Of all the lines in the material below, how many include the string "在备考专科升学的过程中"? Give the number only.

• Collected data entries
** BEGIN **

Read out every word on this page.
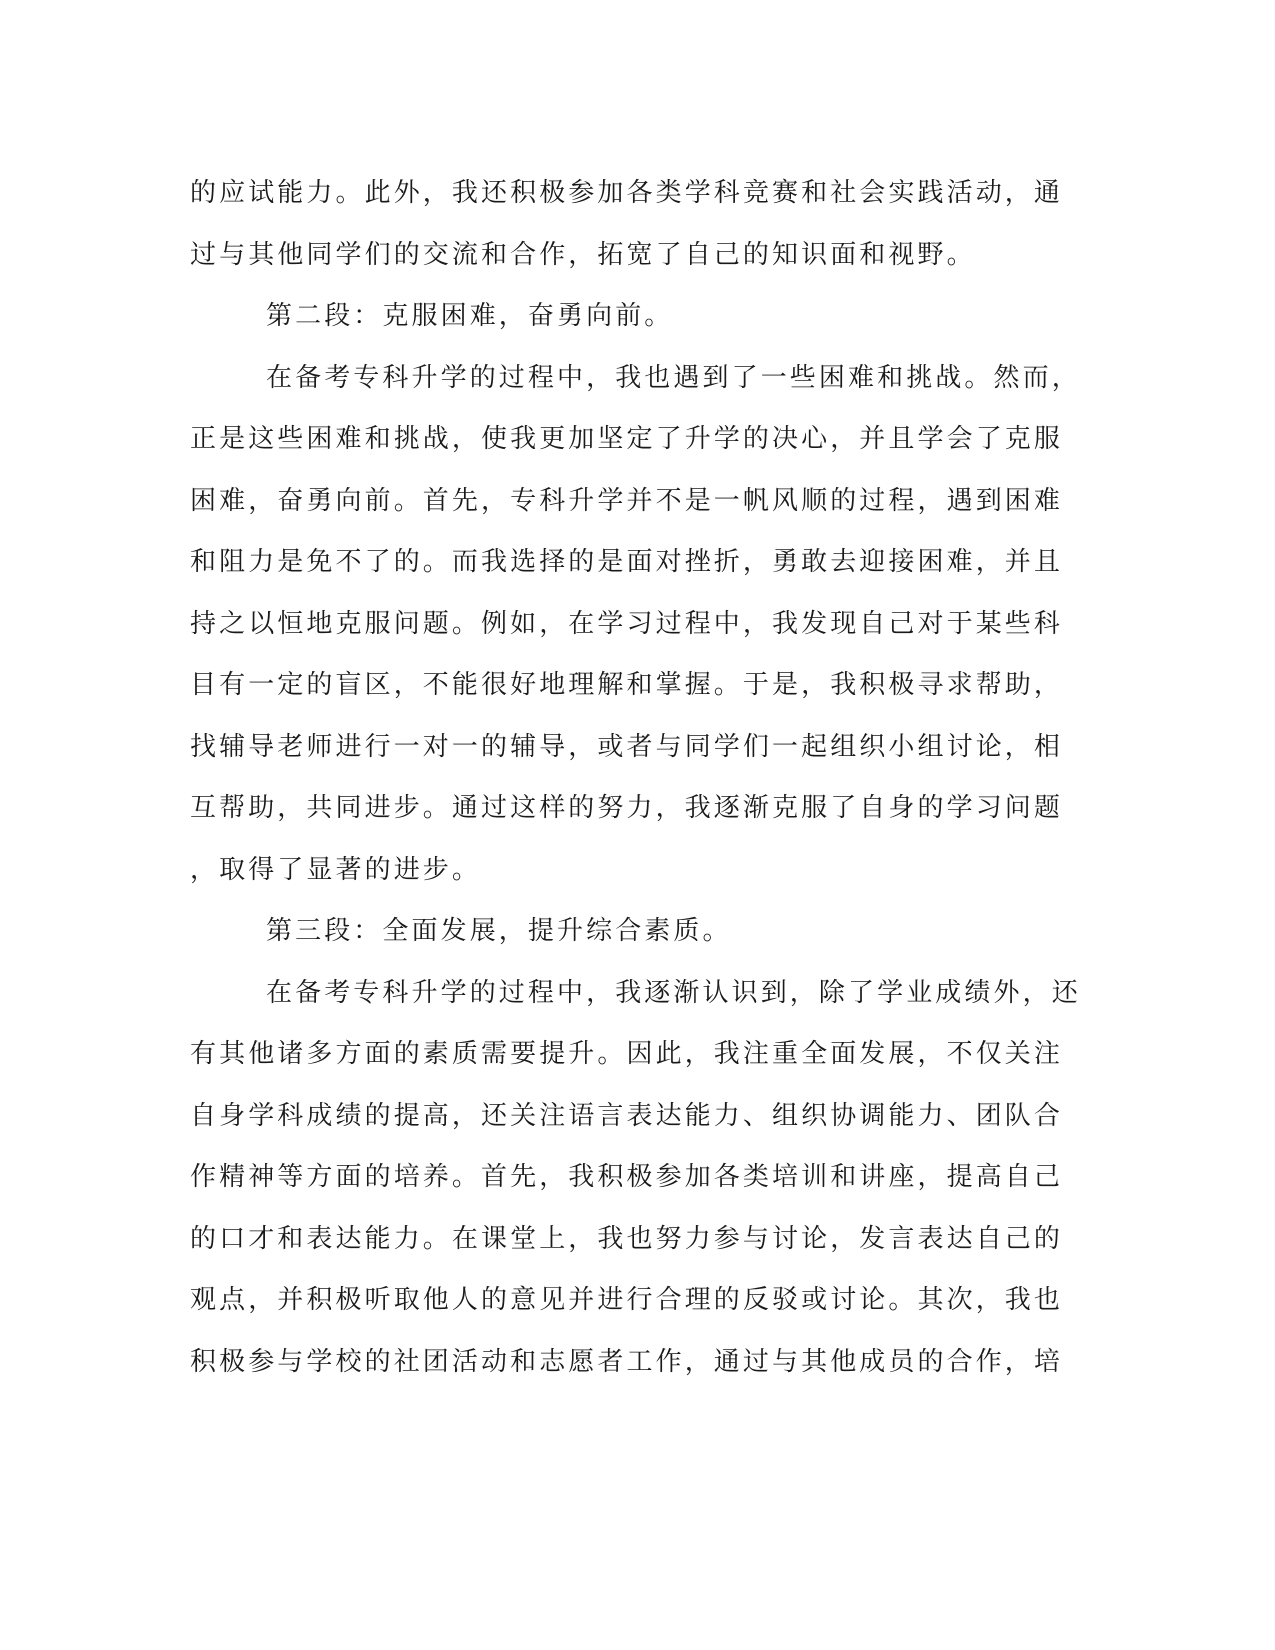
的应试能力。此外，我还积极参加各类学科竞赛和社会实践活动，通
过与其他同学们的交流和合作，拓宽了自己的知识面和视野。
第二段：克服困难，奋勇向前。
在备考专科升学的过程中，我也遇到了一些困难和挑战。然而，
正是这些困难和挑战，使我更加坚定了升学的决心，并且学会了克服
困难，奋勇向前。首先，专科升学并不是一帆风顺的过程，遇到困难
和阻力是免不了的。而我选择的是面对挫折，勇敢去迎接困难，并且
持之以恒地克服问题。例如，在学习过程中，我发现自己对于某些科
目有一定的盲区，不能很好地理解和掌握。于是，我积极寻求帮助，
找辅导老师进行一对一的辅导，或者与同学们一起组织小组讨论，相
互帮助，共同进步。通过这样的努力，我逐渐克服了自身的学习问题
，取得了显著的进步。
第三段：全面发展，提升综合素质。
在备考专科升学的过程中，我逐渐认识到，除了学业成绩外，还
有其他诸多方面的素质需要提升。因此，我注重全面发展，不仅关注
自身学科成绩的提高，还关注语言表达能力、组织协调能力、团队合
作精神等方面的培养。首先，我积极参加各类培训和讲座，提高自己
的口才和表达能力。在课堂上，我也努力参与讨论，发言表达自己的
观点，并积极听取他人的意见并进行合理的反驳或讨论。其次，我也
积极参与学校的社团活动和志愿者工作，通过与其他成员的合作，培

** END **

• ANSWER TO THIS TASK
2